== Text ==
• • • • • • •

His style included 'metrical vandalism' and looseness of structure. Horace
instead adopted an oblique and ironic style of satire, ridiculing stock
characters and anonymous targets. His libertas was the private freedom of a
philosophical outlook, not a political or social privilege. His use of meter in
the Satires is relatively easy-going (relative to his later use of tight lyric
meters in the Odes) but formal and highly controlled relative to the rough
and ready Lucilius, whom he mocked for his sloppy standards (Satires
1.10.56–61)
Horace proudly claimed to introduce into Latin the spirit and iambic meter of
Archilochus but (unlike Archilochus) without persecuting anyone (Epistles
1.19.23–5). It was no idle boast. His Epodes were modelled on the verses of
the Greek poet in their meter and in some formal aspects of the iambic
genre, as 'blame poetry', yet he avoided targeting real scapegoats. Whereas
Archilochus presented himself as a serious and vigorous opponent of
wrong-doers, Horace aimed for comic effects and adopted the persona of a
weak and ineffectual critic of his times (as symbolized for example in his
surrender to the witch Canidia in the final epode). He also claimed to be the
first to introduce into Latin the lyrical methods of Alcaeus (Epistles
1.19.32–3) and he actually was the first Latin poet to make consistent use of
Alcaeic meters and themes: love, politics and the symposium. He imitated
many other Greek lyric poets as well, and many scholars believe he
employed a 'motto' technique, beginning each ode with some reference to a
Greek original and then diverging from it.

• • • • • • •

== Problem set ==
(a) Answer these questions from the passage on Horace:
(i) What did Horace mock Lucilius for?
(ii) To whom did Horace surrender in the final epode?
(iii) Which themes of Alcaeus did Horace use consistently?
(b) List every work by Horace that the passage on Horace names.
(c) Edit the passage on Horace from "His style included" up to and including "1.10.56–61)", replacing "anonymous targets" with "unnamed targets".

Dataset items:

• • • • • • •

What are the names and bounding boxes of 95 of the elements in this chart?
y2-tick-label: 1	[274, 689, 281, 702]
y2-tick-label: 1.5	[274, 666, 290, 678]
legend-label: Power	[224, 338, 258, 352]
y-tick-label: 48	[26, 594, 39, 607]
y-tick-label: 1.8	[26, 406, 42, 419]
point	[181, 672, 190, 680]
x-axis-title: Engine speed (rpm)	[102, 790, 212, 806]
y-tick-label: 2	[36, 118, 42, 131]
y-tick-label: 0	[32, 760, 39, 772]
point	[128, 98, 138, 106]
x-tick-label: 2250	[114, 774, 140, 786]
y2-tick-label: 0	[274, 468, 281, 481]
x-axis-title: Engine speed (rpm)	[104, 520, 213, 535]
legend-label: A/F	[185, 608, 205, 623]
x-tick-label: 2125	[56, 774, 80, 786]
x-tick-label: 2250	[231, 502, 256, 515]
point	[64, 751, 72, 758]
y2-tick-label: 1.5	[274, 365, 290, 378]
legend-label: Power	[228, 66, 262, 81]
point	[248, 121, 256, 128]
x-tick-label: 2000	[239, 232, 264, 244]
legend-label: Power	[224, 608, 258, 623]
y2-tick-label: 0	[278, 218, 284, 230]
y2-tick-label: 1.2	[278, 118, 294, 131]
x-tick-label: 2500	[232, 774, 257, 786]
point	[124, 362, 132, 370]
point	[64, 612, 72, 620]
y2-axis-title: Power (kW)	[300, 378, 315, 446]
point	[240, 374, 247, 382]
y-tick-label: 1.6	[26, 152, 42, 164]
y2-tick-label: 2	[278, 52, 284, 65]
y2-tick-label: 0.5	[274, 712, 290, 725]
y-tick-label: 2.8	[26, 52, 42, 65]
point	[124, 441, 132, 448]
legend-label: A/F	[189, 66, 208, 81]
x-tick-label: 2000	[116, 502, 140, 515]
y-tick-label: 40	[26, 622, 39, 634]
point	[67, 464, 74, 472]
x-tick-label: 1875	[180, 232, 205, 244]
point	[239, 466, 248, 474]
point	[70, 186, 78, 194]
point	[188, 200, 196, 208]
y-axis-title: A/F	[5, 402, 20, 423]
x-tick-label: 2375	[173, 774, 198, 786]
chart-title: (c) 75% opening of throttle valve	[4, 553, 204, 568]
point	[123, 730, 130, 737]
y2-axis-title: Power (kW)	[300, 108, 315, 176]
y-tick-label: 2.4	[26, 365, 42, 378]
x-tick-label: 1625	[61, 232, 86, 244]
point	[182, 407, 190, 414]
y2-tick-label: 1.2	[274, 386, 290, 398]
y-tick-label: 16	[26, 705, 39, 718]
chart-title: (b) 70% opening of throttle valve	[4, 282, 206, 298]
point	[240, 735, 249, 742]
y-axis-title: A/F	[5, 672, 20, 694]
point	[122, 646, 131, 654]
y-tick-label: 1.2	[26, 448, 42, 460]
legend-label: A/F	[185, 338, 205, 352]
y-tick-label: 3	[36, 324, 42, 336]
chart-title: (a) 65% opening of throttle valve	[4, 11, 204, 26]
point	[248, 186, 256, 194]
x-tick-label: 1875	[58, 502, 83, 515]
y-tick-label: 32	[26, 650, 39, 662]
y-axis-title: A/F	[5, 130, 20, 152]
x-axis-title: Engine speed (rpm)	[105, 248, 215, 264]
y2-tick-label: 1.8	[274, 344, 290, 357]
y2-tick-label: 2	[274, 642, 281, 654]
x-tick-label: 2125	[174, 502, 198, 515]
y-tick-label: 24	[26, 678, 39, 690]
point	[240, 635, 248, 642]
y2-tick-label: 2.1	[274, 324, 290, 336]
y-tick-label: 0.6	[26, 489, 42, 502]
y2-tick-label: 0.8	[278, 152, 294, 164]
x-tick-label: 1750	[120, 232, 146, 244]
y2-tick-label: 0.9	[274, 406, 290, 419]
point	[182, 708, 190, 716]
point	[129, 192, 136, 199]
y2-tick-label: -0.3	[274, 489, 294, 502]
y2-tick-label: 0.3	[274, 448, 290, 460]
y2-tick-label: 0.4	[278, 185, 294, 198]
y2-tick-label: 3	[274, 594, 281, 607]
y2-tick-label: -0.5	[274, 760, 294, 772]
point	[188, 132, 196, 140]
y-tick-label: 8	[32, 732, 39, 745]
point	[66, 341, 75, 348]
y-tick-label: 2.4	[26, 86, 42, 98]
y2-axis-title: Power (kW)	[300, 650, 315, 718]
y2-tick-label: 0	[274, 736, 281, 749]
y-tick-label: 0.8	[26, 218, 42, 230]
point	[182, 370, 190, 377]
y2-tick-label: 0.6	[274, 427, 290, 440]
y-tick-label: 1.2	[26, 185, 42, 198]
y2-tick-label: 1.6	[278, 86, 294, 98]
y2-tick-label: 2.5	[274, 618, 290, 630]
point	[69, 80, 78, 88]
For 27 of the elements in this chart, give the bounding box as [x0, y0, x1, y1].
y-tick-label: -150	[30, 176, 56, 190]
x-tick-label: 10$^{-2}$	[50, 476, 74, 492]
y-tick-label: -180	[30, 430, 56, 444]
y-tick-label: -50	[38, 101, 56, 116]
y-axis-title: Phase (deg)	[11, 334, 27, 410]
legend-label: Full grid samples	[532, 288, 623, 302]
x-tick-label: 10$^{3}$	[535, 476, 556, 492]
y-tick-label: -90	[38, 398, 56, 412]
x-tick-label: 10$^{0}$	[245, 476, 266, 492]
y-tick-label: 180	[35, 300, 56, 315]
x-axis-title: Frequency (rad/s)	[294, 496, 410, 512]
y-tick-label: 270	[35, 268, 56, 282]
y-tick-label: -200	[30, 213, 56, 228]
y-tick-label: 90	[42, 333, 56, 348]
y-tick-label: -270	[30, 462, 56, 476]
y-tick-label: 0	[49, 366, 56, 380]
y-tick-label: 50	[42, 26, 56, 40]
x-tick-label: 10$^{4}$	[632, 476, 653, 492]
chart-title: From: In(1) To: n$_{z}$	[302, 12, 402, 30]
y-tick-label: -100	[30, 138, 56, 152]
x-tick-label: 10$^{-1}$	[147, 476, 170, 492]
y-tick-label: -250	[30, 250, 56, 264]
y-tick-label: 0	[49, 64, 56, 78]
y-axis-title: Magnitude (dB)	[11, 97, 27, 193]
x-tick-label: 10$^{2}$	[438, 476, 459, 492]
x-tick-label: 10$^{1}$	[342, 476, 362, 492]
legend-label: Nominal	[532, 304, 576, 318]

• • • • • • •

== The responses ==
(a)
(i) His sloppy standards.
(ii) The witch Canidia.
(iii) Love, politics and the symposium.

(b) Satires, Odes, Epodes, Epistles

(c)
His style included 'metrical vandalism' and looseness of structure. Horace
instead adopted an oblique and ironic style of satire, ridiculing stock
characters and unnamed targets. His libertas was the private freedom of a
philosophical outlook, not a political or social privilege. His use of meter in
the Satires is relatively easy-going (relative to his later use of tight lyric
meters in the Odes) but formal and highly controlled relative to the rough
and ready Lucilius, whom he mocked for his sloppy standards (Satires
1.10.56–61)